**Passage shown**
The first thing to understand is that this is a well-researched work of scholarship. Rightwing nationalists may have had strange and eclectic beliefs, but their beliefs are part of the data and qualia of the historical record. Nothing in this book suggests in any way that the author holds these beliefs or expects the readers to give them any credence. Rather, author David Luhrssen approaches the subject as a combination of intellectual and political history.
The most surprising detail for me was how little I really knew about the Communist take-over of Munich in 1918-1919. Generally, this episode gets footnote treatment as an odd experiment that was quickly unraveled, but it is an event that winds its way through a lot of history. Thus, the future Pius XII had a run in with the Communists running Munich and Dietrich von Hildebrandt had to flee Communist Munich just as he would have to flee Nazi Germany twenty years later. For the people living through the event, Red Munich highlighted the threat that they were living under and demonstrated that an answer to the threat was violence and conspiracy.
Luhrssen begins his history in the concrete reality of the Communists executing six members of the Thule society. When we return to these executions many chapters later - after we trace the development of the Thule Society through its predecessors and personalities - we will learn that the Thule Society was establishing and funding the Freikorps that were attacking the Bolshevik state. Although it had Volkish interests, such as study societies devoted to deciphering rune, the Thule Society reached the zenith of its influence at this moment under the mercurial Rudolf von Sebottendorff, who is a character that a fantasy writer would be hard-pressed to invent - Luhrssen calls him “Munchausen incarnate” - by running an effective conspiracy that seemed to place its agents within the ranks of the Communists.
Luhrssen is an effective guide to the crazy quilt of groups and ideologies that made up part of the current that the Nazis grew out of. For example, I've often heard of Blavatsky's Theosophy, but never had any interest in learning about that subject. Apparently, it was a kind of pantheism, which is interesting in light of Richard Weikart's recent book that argues that Hitler's “religiosity” was “panentheist.” According to Luhrssen, “Theosophy embodied a subversive countertendency in Western thought. It opposed the evils of Western materialism with an eclectic synthesis of ideas, many of them adopted from Hindu and Buddhist cosmology.” (Weikart's observations about the popularity of Schopenhauer, who was similar influenced by Eastern ideas comes to mind. Luhrssen notes that “A stream of translations of the Bhagavad Gita and other sacred texts had already encouraged interest in faiths born in India.5 Prominent German thinkers such as Novalis, Karl Wilhelm Friedrich Schlegel, and Arthur Schopenhauer were fascinated by Indian philosophy, as were the New England circles of Ralph Waldo Emerson and Henry David Thoreau.) Theosophy posited the existence of the “Aryan race” and gave rise to “Arisophy,” which devoted interest in an imagined Western mystical tradition of runes and paganism. These influences also brought in the symbol of the swastika.

**Provided material**
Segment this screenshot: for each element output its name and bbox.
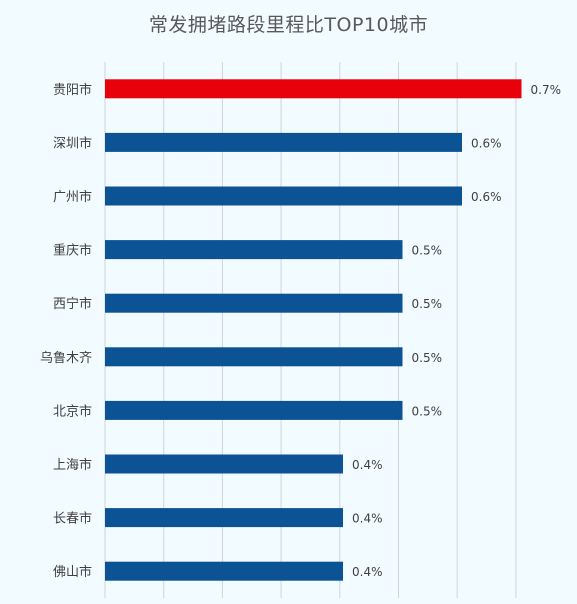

**To be done**
- a) Translate this sentence from the book review into Spanish: "The first thing to understand is that this is a well-researched work of scholarship."
- b) Reproduce the part of the book review starting at "The first thing" and ending at "and political history.".

**Final results**
- a) Lo primero que hay que entender es que se trata de una obra académica bien documentada.

- b)
The first thing to understand is that this is a well-researched work of scholarship. Rightwing nationalists may have had strange and eclectic beliefs, but their beliefs are part of the data and qualia of the historical record. Nothing in this book suggests in any way that the author holds these beliefs or expects the readers to give them any credence. Rather, author David Luhrssen approaches the subject as a combination of intellectual and political history.